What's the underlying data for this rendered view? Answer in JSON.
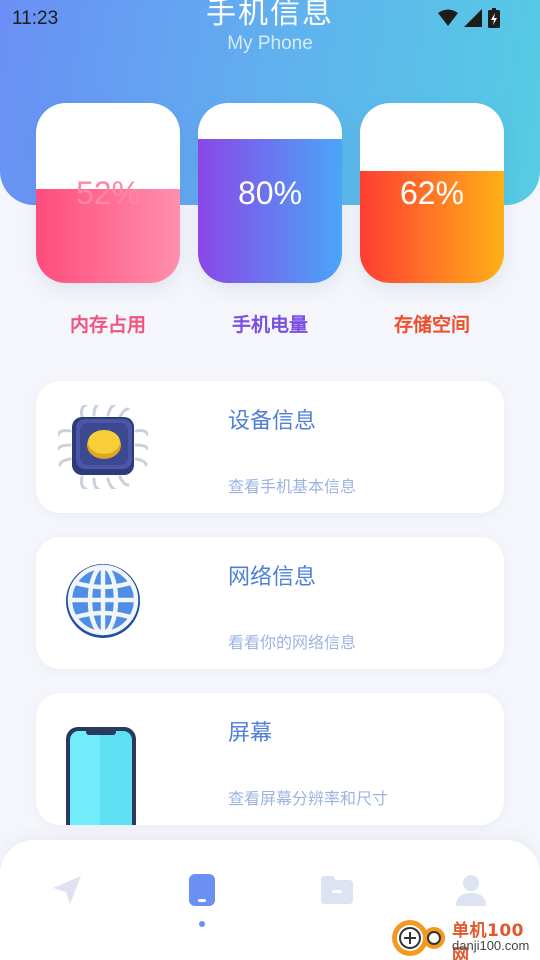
{
  "status_bar": {
    "time": "11:23"
  },
  "header": {
    "title": "手机信息",
    "subtitle": "My Phone"
  },
  "gauges": [
    {
      "value_text": "52%",
      "label": "内存占用",
      "fill_fraction": 0.52,
      "label_color": "#f0557f"
    },
    {
      "value_text": "80%",
      "label": "手机电量",
      "fill_fraction": 0.8,
      "label_color": "#7a4fe2"
    },
    {
      "value_text": "62%",
      "label": "存储空间",
      "fill_fraction": 0.62,
      "label_color": "#ef4e2c"
    }
  ],
  "cards": [
    {
      "title": "设备信息",
      "desc": "查看手机基本信息",
      "icon": "chip-icon"
    },
    {
      "title": "网络信息",
      "desc": "看看你的网络信息",
      "icon": "globe-icon"
    },
    {
      "title": "屏幕",
      "desc": "查看屏幕分辨率和尺寸",
      "icon": "phone-screen-icon"
    }
  ],
  "bottom_nav": {
    "items": [
      "navigate-icon",
      "phone-icon",
      "folder-icon",
      "user-icon"
    ],
    "active_index": 1,
    "active_color": "#6a8ff5",
    "inactive_color": "#dde3f0"
  },
  "watermark": {
    "name": "单机100网",
    "url": "danji100.com"
  }
}
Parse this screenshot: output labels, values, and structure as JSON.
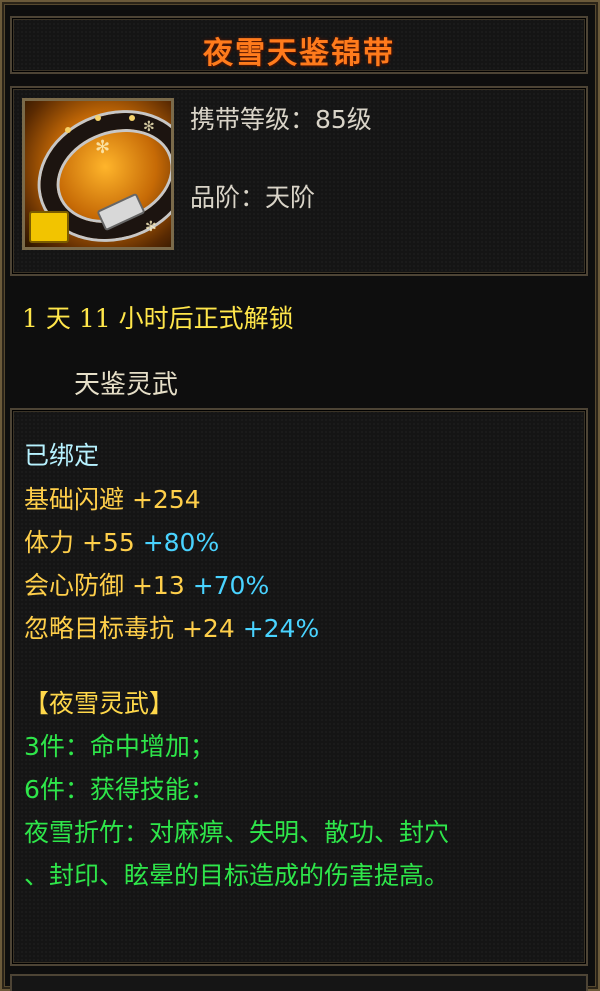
{
  "item": {
    "name": "夜雪天鉴锦带",
    "carry_level": "携带等级：85级",
    "grade": "品阶：天阶",
    "icon": "belt-icon"
  },
  "unlock": {
    "days": "1",
    "day_label": "天",
    "hours": "11",
    "hour_label": "小时后正式解锁"
  },
  "set_label": "天鉴灵武",
  "bound": "已绑定",
  "stats": [
    {
      "name": "基础闪避",
      "value": "+254",
      "pct": ""
    },
    {
      "name": "体力",
      "value": "+55",
      "pct": "+80%"
    },
    {
      "name": "会心防御",
      "value": "+13",
      "pct": "+70%"
    },
    {
      "name": "忽略目标毒抗",
      "value": "+24",
      "pct": "+24%"
    }
  ],
  "set": {
    "title": "【夜雪灵武】",
    "piece3": "3件：命中增加；",
    "piece6": "6件：获得技能：",
    "skill_line1": "夜雪折竹：对麻痹、失明、散功、封穴",
    "skill_line2": "、封印、眩晕的目标造成的伤害提高。"
  },
  "colors": {
    "title": "#ff7b1c",
    "stat": "#ffcf4a",
    "pct": "#49d3ff",
    "set_effect": "#2ee64a"
  }
}
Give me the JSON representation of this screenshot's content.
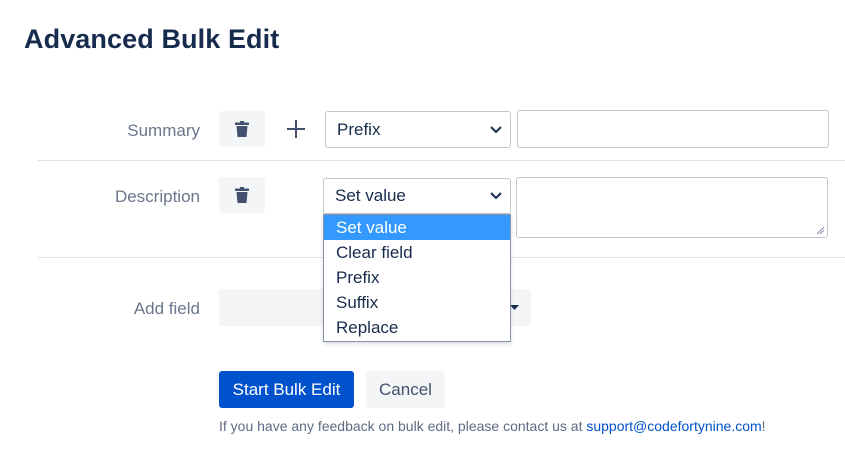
{
  "page": {
    "title": "Advanced Bulk Edit"
  },
  "fields": [
    {
      "label": "Summary",
      "operation": "Prefix",
      "value": "",
      "delete_icon": "trash-icon",
      "add_icon": "plus-icon"
    },
    {
      "label": "Description",
      "operation": "Set value",
      "value": "",
      "delete_icon": "trash-icon"
    }
  ],
  "operation_dropdown": {
    "options": [
      "Set value",
      "Clear field",
      "Prefix",
      "Suffix",
      "Replace"
    ],
    "selected": "Set value"
  },
  "add_field": {
    "label": "Add field",
    "value": ""
  },
  "actions": {
    "start_label": "Start Bulk Edit",
    "cancel_label": "Cancel"
  },
  "feedback": {
    "text": "If you have any feedback on bulk edit, please contact us at ",
    "email": "support@codefortynine.com",
    "suffix": "!"
  },
  "colors": {
    "primary": "#0052cc",
    "selected_option": "#3399ff",
    "heading": "#172b4d",
    "label": "#6b778c"
  }
}
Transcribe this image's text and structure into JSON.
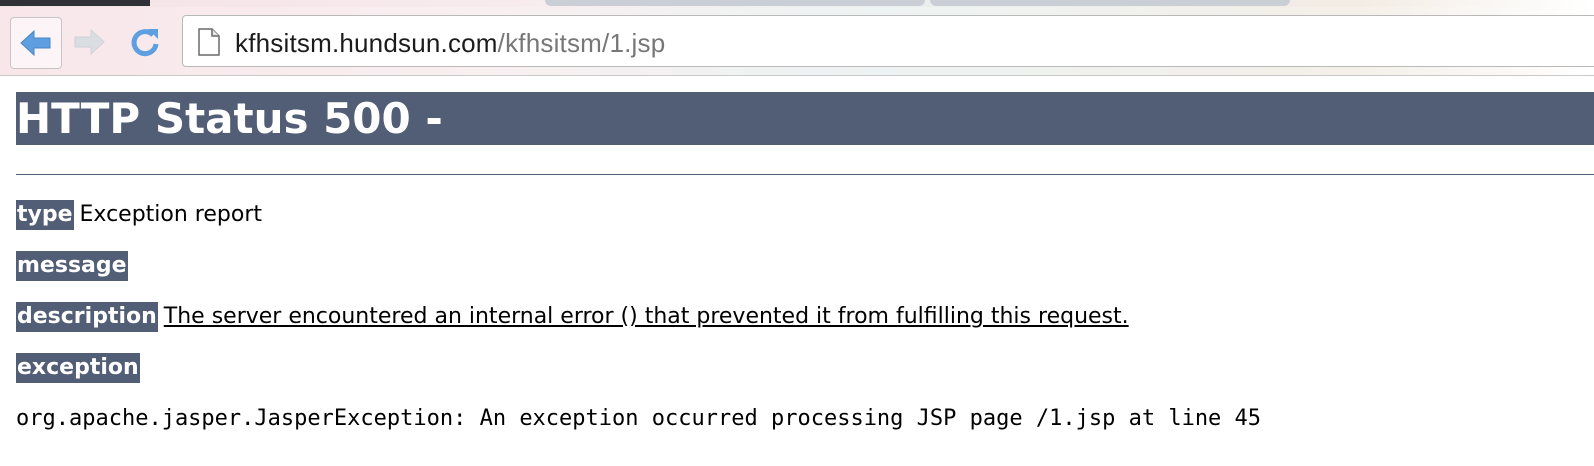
{
  "browser": {
    "url_host": "kfhsitsm.hundsun.com",
    "url_path": "/kfhsitsm/1.jsp",
    "icons": [
      "back-arrow-icon",
      "forward-arrow-icon",
      "reload-icon",
      "page-icon"
    ]
  },
  "page": {
    "heading": "HTTP Status 500 -",
    "type_label": "type",
    "type_value": "Exception report",
    "message_label": "message",
    "message_value": "",
    "description_label": "description",
    "description_value": "The server encountered an internal error () that prevented it from fulfilling this request.",
    "exception_label": "exception",
    "exception_value": "org.apache.jasper.JasperException: An exception occurred processing JSP page /1.jsp at line 45"
  },
  "colors": {
    "tomcat_bar": "#525d76",
    "back_arrow": "#5d9fe0"
  }
}
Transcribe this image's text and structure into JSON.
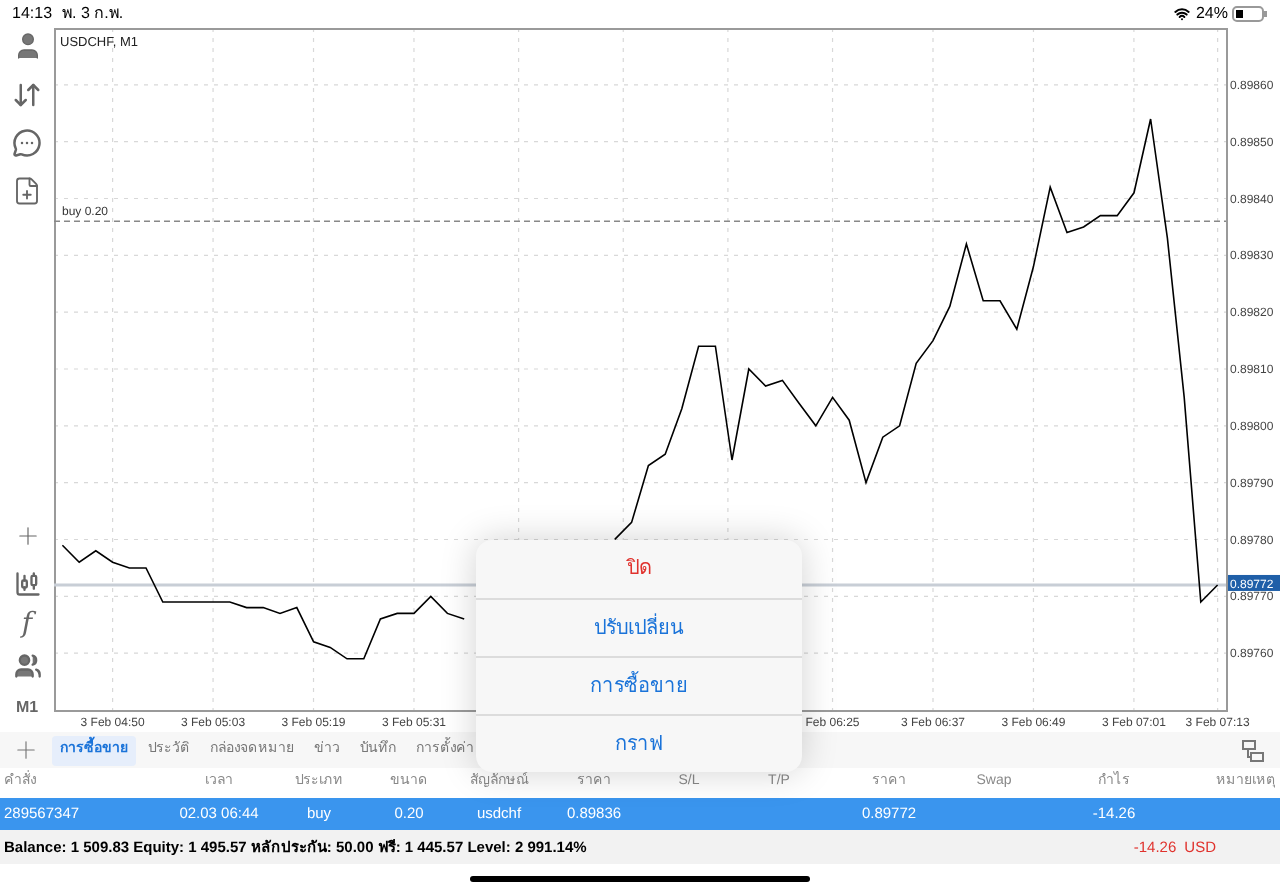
{
  "status_bar": {
    "time": "14:13",
    "date": "พ. 3 ก.พ.",
    "battery": "24%"
  },
  "toolbar": {
    "indicator_button": "f",
    "timeframe": "M1"
  },
  "chart": {
    "chart_data": {
      "type": "line",
      "title": "USDCHF, M1",
      "categories": [
        null,
        null,
        null,
        "3 Feb 04:50",
        null,
        null,
        null,
        null,
        null,
        "3 Feb 05:03",
        null,
        null,
        null,
        null,
        null,
        "3 Feb 05:19",
        null,
        null,
        null,
        null,
        null,
        "3 Feb 05:31",
        null,
        null,
        null,
        null,
        null,
        null,
        null,
        null,
        null,
        null,
        null,
        null,
        null,
        null,
        null,
        null,
        null,
        null,
        null,
        null,
        null,
        null,
        null,
        null,
        "Feb 06:25",
        null,
        null,
        null,
        null,
        null,
        "3 Feb 06:37",
        null,
        null,
        null,
        null,
        null,
        "3 Feb 06:49",
        null,
        null,
        null,
        null,
        null,
        "3 Feb 07:01",
        null,
        null,
        null,
        null,
        "3 Feb 07:13"
      ],
      "series": [
        {
          "color": "#000000",
          "values": [
            0.89779,
            0.89776,
            0.89778,
            0.89776,
            0.89775,
            0.89775,
            0.89769,
            0.89769,
            0.89769,
            0.89769,
            0.89769,
            0.89768,
            0.89768,
            0.89767,
            0.89768,
            0.89762,
            0.89761,
            0.89759,
            0.89759,
            0.89766,
            0.89767,
            0.89767,
            0.8977,
            0.89767,
            0.89766,
            null,
            null,
            null,
            null,
            null,
            null,
            null,
            null,
            0.8978,
            0.89783,
            0.89793,
            0.89795,
            0.89803,
            0.89814,
            0.89814,
            0.89794,
            0.8981,
            0.89807,
            0.89808,
            0.89804,
            0.898,
            0.89805,
            0.89801,
            0.8979,
            0.89798,
            0.898,
            0.89811,
            0.89815,
            0.89821,
            0.89832,
            0.89822,
            0.89822,
            0.89817,
            0.89828,
            0.89842,
            0.89834,
            0.89835,
            0.89837,
            0.89837,
            0.89841,
            0.89854,
            0.89833,
            0.89805,
            0.89769,
            0.89772
          ]
        }
      ],
      "ylim": [
        0.8975,
        0.8987
      ],
      "grid": true,
      "ref_lines": [
        {
          "axis": "y",
          "value": 0.89836,
          "label": "buy 0.20"
        },
        {
          "axis": "y",
          "value": 0.89772,
          "label": "0.89772"
        }
      ],
      "yticks": [
        {
          "value": 0.8976,
          "label": "0.89760"
        },
        {
          "value": 0.8977,
          "label": "0.89770"
        },
        {
          "value": 0.8978,
          "label": "0.89780"
        },
        {
          "value": 0.8979,
          "label": "0.89790"
        },
        {
          "value": 0.898,
          "label": "0.89800"
        },
        {
          "value": 0.8981,
          "label": "0.89810"
        },
        {
          "value": 0.8982,
          "label": "0.89820"
        },
        {
          "value": 0.8983,
          "label": "0.89830"
        },
        {
          "value": 0.8984,
          "label": "0.89840"
        },
        {
          "value": 0.8985,
          "label": "0.89850"
        },
        {
          "value": 0.8986,
          "label": "0.89860"
        }
      ]
    }
  },
  "tabs": [
    {
      "label": "การซื้อขาย",
      "selected": true
    },
    {
      "label": "ประวัติ",
      "selected": false
    },
    {
      "label": "กล่องจดหมาย",
      "selected": false
    },
    {
      "label": "ข่าว",
      "selected": false
    },
    {
      "label": "บันทึก",
      "selected": false
    },
    {
      "label": "การตั้งค่า",
      "selected": false
    }
  ],
  "table": {
    "columns": [
      "คำสั่ง",
      "เวลา",
      "ประเภท",
      "ขนาด",
      "สัญลักษณ์",
      "ราคา",
      "S/L",
      "T/P",
      "ราคา",
      "Swap",
      "กำไร",
      "หมายเหตุ"
    ],
    "rows": [
      {
        "selected": true,
        "cells": [
          "289567347",
          "02.03 06:44",
          "buy",
          "0.20",
          "usdchf",
          "0.89836",
          "",
          "",
          "0.89772",
          "",
          "-14.26",
          ""
        ]
      }
    ]
  },
  "summary": {
    "text": "Balance: 1 509.83 Equity: 1 495.57 หลักประกัน: 50.00 ฟรี: 1 445.57 Level: 2 991.14%",
    "profit": "-14.26",
    "currency": "USD"
  },
  "menu": [
    {
      "label": "ปิด",
      "kind": "destructive"
    },
    {
      "label": "ปรับเปลี่ยน",
      "kind": "default"
    },
    {
      "label": "การซื้อขาย",
      "kind": "default"
    },
    {
      "label": "กราฟ",
      "kind": "default"
    }
  ]
}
------
Task description:
Pick out all lines containing the string "heading".

Exercise response:
    "heading": "#172b4d",
    "heading": "HTTP Status 500 -",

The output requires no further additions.